The problem:
Would it be possible to write out each entry below exactly, without the pictures?

Records provided:
═══

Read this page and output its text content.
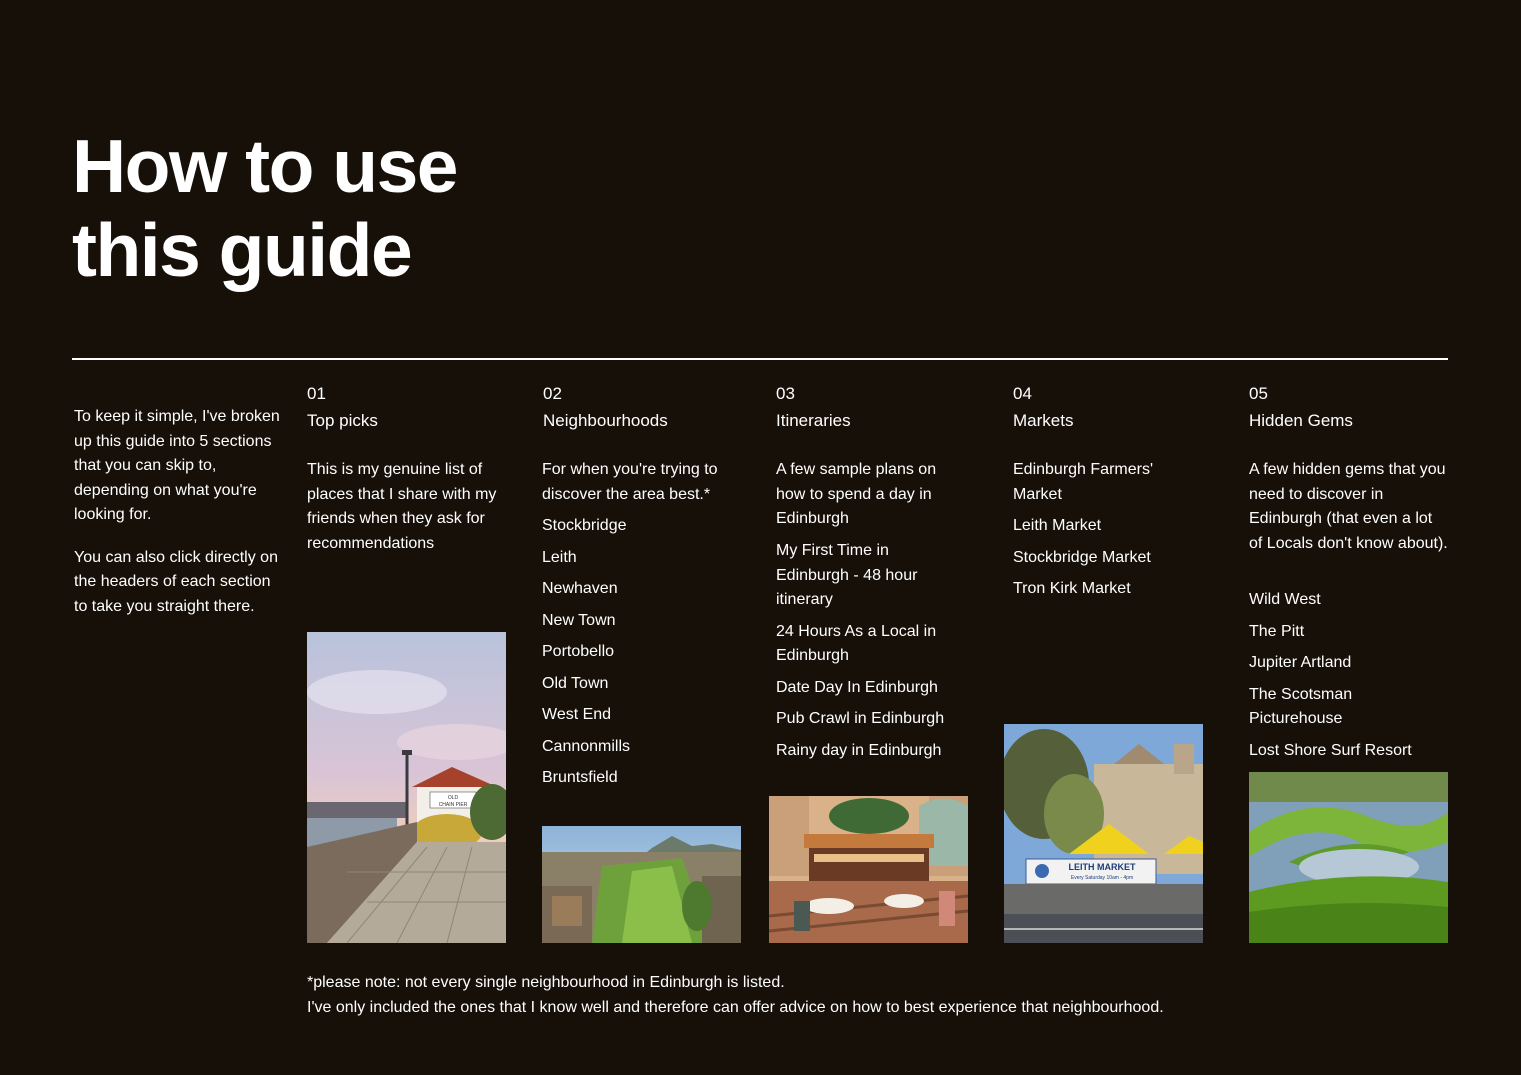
How to use
this guide

To keep it simple, I've broken up this guide into 5 sections that you can skip to, depending on what you're looking for.

You can also click directly on the headers of each section to take you straight there.

01
Top picks

This is my genuine list of places that I share with my friends when they ask for recommendations

02
Neighbourhoods

For when you're trying to discover the area best.*

Stockbridge
Leith
Newhaven
New Town
Portobello
Old Town
West End
Cannonmills
Bruntsfield
03
Itineraries

A few sample plans on how to spend a day in Edinburgh

My First Time in Edinburgh - 48 hour itinerary
24 Hours As a Local in Edinburgh
Date Day In Edinburgh
Pub Crawl in Edinburgh
Rainy day in Edinburgh
04
Markets
Edinburgh Farmers' Market
Leith Market
Stockbridge Market
Tron Kirk Market
05
Hidden Gems

A few hidden gems that you need to discover in Edinburgh (that even a lot of Locals don't know about).

Wild West
The Pitt
Jupiter Artland
The Scotsman Picturehouse
Lost Shore Surf Resort
OLD
CHAIN PIER
LEITH MARKET
Every Saturday 10am - 4pm
*please note: not every single neighbourhood in Edinburgh is listed.
I've only included the ones that I know well and therefore can offer advice on how to best experience that neighbourhood.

═══

Result of this exercise:
Read this page and output its text content.
How to use
this guide

To keep it simple, I've broken up this guide into 5 sections that you can skip to, depending on what you're looking for.

You can also click directly on the headers of each section to take you straight there.

01
Top picks

This is my genuine list of places that I share with my friends when they ask for recommendations

02
Neighbourhoods

For when you're trying to discover the area best.*

Stockbridge
Leith
Newhaven
New Town
Portobello
Old Town
West End
Cannonmills
Bruntsfield
03
Itineraries

A few sample plans on how to spend a day in Edinburgh

My First Time in Edinburgh - 48 hour itinerary
24 Hours As a Local in Edinburgh
Date Day In Edinburgh
Pub Crawl in Edinburgh
Rainy day in Edinburgh
04
Markets
Edinburgh Farmers' Market
Leith Market
Stockbridge Market
Tron Kirk Market
05
Hidden Gems

A few hidden gems that you need to discover in Edinburgh (that even a lot of Locals don't know about).

Wild West
The Pitt
Jupiter Artland
The Scotsman Picturehouse
Lost Shore Surf Resort
OLD
CHAIN PIER
LEITH MARKET
Every Saturday 10am - 4pm
*please note: not every single neighbourhood in Edinburgh is listed.
I've only included the ones that I know well and therefore can offer advice on how to best experience that neighbourhood.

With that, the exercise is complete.